• Required work: Copy out, unchanged, the lines from the one containing "onoff-value: on | off — [290, 688, 340, 705]" through the one containing "t: , then a", and nothing else.

## Begin Given data

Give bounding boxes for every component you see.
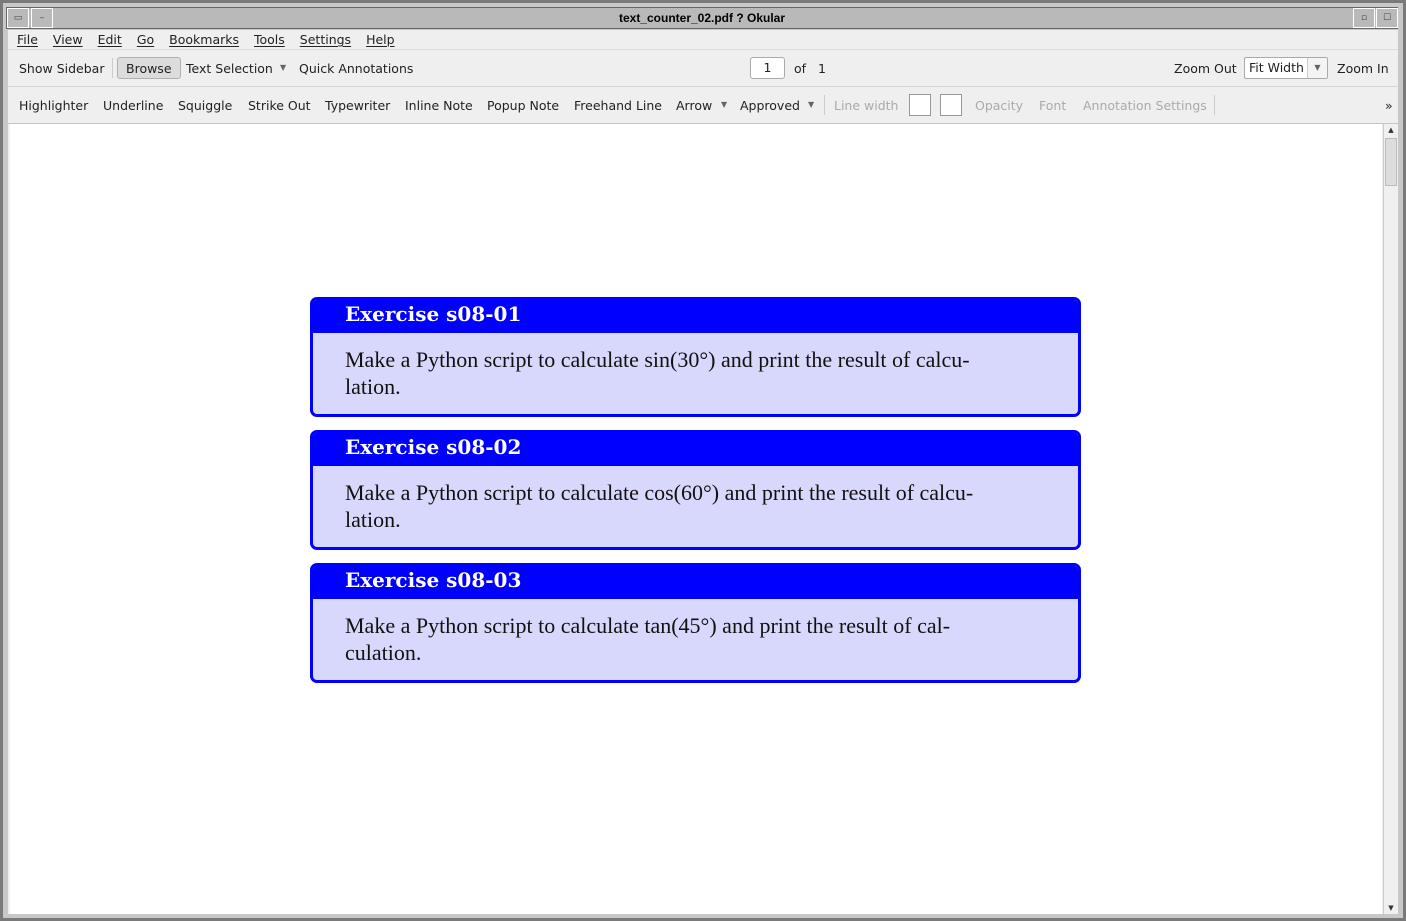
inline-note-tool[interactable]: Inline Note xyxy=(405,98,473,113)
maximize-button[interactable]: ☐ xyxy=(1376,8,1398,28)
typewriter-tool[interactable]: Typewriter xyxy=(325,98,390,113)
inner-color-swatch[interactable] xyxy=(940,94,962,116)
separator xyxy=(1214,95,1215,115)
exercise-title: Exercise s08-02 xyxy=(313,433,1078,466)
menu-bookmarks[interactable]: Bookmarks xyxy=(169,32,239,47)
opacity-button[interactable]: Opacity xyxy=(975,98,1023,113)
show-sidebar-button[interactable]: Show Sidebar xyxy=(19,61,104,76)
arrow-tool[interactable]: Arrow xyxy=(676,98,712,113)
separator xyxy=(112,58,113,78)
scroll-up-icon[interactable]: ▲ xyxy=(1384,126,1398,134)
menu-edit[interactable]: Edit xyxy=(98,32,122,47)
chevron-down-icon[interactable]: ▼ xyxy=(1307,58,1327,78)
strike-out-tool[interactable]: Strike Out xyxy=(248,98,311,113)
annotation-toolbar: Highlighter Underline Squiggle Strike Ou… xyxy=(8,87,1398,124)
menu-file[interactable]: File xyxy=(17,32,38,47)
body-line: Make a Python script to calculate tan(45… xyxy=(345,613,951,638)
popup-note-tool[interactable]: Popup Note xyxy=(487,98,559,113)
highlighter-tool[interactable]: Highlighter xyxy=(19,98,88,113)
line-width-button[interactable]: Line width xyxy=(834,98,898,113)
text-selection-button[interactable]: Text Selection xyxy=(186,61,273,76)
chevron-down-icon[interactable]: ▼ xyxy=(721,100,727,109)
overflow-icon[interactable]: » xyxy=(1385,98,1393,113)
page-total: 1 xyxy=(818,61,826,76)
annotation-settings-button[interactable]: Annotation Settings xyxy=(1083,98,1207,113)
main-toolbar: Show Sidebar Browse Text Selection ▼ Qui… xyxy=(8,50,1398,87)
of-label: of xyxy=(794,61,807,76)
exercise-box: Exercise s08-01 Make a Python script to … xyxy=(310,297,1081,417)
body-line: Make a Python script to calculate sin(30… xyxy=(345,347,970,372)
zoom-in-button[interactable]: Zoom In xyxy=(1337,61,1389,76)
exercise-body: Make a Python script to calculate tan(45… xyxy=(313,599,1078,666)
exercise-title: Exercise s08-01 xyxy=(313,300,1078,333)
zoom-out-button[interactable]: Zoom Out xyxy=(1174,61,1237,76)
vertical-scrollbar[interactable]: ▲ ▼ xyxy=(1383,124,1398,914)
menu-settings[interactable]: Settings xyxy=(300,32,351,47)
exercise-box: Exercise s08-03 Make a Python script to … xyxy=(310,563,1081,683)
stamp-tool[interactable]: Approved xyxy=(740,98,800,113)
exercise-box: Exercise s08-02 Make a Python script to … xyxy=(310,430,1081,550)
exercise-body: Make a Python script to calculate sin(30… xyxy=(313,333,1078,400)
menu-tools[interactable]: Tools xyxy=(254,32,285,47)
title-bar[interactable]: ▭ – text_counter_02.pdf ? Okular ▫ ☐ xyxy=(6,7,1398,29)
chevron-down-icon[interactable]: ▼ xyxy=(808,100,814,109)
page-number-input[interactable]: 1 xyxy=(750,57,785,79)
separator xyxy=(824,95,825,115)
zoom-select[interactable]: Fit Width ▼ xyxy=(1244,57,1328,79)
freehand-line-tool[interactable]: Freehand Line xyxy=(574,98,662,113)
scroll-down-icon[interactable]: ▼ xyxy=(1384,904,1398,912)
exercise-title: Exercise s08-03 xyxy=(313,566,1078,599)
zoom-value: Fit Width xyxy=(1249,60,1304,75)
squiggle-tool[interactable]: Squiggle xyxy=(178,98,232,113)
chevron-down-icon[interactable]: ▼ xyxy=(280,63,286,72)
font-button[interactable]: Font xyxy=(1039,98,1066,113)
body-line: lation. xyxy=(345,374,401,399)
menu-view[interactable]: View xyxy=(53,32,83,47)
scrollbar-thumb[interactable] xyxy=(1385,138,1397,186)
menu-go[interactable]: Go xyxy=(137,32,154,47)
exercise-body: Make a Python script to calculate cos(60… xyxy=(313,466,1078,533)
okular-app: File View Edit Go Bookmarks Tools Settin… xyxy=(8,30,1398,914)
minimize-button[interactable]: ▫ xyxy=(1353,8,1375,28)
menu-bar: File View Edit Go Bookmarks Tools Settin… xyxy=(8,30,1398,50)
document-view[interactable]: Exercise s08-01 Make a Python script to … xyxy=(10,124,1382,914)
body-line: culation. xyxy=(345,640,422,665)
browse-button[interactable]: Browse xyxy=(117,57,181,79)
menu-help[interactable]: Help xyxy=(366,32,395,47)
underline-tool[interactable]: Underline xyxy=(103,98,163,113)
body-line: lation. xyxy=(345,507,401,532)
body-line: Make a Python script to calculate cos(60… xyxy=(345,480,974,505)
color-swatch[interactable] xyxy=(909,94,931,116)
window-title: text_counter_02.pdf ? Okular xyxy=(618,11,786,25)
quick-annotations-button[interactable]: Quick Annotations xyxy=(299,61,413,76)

## End Given data
## Begin Given data

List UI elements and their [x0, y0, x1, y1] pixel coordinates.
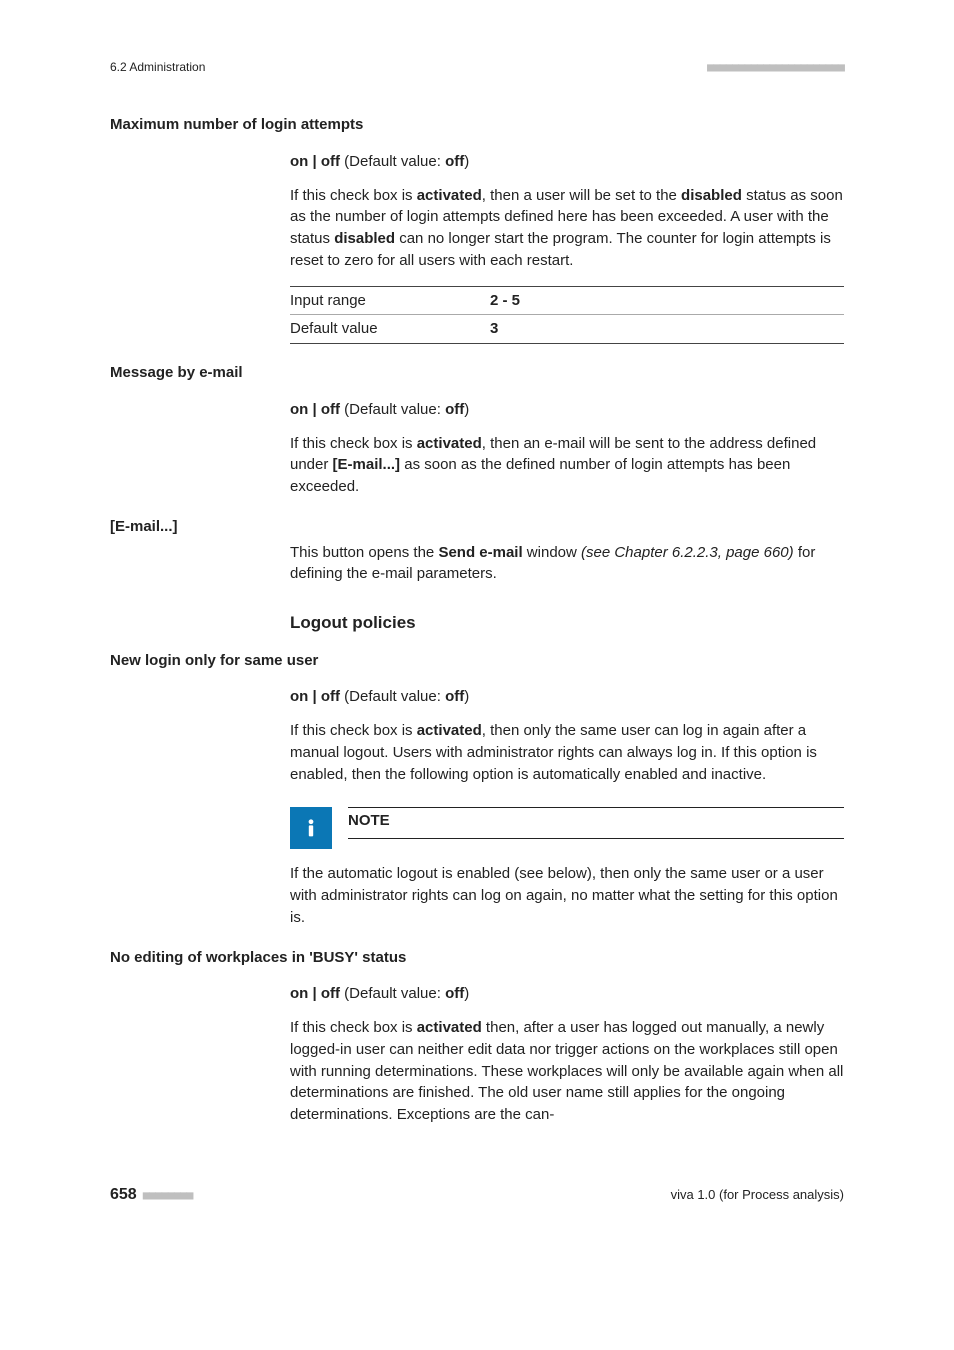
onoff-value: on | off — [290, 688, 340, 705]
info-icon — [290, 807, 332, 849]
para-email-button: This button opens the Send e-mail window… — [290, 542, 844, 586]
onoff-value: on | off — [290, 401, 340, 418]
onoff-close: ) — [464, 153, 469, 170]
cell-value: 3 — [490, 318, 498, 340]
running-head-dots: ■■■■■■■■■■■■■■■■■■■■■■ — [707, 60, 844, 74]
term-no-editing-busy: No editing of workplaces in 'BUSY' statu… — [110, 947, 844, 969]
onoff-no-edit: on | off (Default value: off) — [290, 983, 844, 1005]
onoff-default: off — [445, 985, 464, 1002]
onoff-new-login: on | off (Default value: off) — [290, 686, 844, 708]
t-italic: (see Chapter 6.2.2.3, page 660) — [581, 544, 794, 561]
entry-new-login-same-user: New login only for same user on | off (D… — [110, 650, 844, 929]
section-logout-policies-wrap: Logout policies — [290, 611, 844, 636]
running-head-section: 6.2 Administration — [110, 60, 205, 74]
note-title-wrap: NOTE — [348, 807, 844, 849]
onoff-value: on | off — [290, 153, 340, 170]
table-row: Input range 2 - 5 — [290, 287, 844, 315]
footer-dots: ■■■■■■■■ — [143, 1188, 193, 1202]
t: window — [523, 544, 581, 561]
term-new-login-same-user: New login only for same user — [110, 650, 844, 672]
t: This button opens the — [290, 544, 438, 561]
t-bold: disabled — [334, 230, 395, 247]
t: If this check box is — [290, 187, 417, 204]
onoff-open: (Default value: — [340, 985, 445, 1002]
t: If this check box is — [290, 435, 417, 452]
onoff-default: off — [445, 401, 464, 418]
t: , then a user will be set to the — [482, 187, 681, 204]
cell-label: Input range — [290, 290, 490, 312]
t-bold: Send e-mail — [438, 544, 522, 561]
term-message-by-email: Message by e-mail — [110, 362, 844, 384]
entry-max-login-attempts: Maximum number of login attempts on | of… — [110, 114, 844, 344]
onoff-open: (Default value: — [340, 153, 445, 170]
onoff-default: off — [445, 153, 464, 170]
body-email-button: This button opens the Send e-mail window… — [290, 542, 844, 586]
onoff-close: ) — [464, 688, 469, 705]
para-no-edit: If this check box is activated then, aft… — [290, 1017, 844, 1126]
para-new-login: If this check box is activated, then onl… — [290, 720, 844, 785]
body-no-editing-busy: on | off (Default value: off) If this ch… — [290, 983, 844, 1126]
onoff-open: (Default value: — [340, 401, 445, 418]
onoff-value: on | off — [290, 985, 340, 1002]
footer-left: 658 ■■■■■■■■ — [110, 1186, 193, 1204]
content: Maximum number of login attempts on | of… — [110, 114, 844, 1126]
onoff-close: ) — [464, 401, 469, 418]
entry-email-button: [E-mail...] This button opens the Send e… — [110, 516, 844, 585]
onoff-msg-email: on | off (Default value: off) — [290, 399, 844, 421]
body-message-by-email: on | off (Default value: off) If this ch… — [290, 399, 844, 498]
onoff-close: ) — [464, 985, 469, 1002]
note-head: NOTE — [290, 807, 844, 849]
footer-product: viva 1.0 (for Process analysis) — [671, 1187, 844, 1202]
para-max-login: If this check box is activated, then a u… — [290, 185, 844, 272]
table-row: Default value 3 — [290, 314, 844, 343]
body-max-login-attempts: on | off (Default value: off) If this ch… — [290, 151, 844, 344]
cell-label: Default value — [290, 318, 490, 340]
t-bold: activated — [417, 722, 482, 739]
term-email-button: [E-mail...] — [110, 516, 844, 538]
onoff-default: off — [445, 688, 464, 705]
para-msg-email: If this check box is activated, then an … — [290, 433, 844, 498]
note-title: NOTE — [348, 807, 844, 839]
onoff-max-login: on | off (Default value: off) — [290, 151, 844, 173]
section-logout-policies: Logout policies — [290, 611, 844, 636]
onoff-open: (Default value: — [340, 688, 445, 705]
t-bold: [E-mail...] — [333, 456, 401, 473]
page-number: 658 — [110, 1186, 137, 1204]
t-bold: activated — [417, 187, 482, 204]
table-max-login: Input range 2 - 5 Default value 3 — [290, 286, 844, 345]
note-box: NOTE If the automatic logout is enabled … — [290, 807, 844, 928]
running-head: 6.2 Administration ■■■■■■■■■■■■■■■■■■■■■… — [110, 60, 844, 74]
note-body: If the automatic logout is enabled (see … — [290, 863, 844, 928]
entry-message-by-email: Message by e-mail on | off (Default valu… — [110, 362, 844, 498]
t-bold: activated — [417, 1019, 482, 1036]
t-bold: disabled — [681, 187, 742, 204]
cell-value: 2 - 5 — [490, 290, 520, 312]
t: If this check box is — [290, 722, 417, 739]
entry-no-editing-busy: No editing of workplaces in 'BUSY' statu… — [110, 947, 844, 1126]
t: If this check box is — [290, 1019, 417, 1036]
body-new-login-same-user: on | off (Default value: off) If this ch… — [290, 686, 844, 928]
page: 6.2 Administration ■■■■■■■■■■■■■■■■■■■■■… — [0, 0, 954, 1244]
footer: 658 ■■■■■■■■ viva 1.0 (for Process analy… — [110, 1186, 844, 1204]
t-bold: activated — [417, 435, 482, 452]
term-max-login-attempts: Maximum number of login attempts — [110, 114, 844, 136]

## End Given data

• Full solution:
onoff-value: on | off — [290, 688, 340, 705]
info-icon — [290, 807, 332, 849]
para-email-button: This button opens the Send e-mail window… — [290, 542, 844, 586]
onoff-value: on | off — [290, 401, 340, 418]
onoff-close: ) — [464, 153, 469, 170]
cell-value: 3 — [490, 318, 498, 340]
running-head-dots: ■■■■■■■■■■■■■■■■■■■■■■ — [707, 60, 844, 74]
term-no-editing-busy: No editing of workplaces in 'BUSY' statu… — [110, 947, 844, 969]
onoff-no-edit: on | off (Default value: off) — [290, 983, 844, 1005]
onoff-default: off — [445, 985, 464, 1002]
onoff-new-login: on | off (Default value: off) — [290, 686, 844, 708]
t-italic: (see Chapter 6.2.2.3, page 660) — [581, 544, 794, 561]
entry-new-login-same-user: New login only for same user on | off (D… — [110, 650, 844, 929]
section-logout-policies-wrap: Logout policies — [290, 611, 844, 636]
running-head-section: 6.2 Administration — [110, 60, 205, 74]
note-title-wrap: NOTE — [348, 807, 844, 849]
onoff-value: on | off — [290, 153, 340, 170]
table-row: Input range 2 - 5 — [290, 287, 844, 315]
footer-dots: ■■■■■■■■ — [143, 1188, 193, 1202]
t: window — [523, 544, 581, 561]
term-new-login-same-user: New login only for same user — [110, 650, 844, 672]
t: This button opens the — [290, 544, 438, 561]
t-bold: disabled — [334, 230, 395, 247]
t: If this check box is — [290, 187, 417, 204]
onoff-open: (Default value: — [340, 985, 445, 1002]
t: If this check box is — [290, 435, 417, 452]
onoff-default: off — [445, 401, 464, 418]
t: , then a user will be set to the — [482, 187, 681, 204]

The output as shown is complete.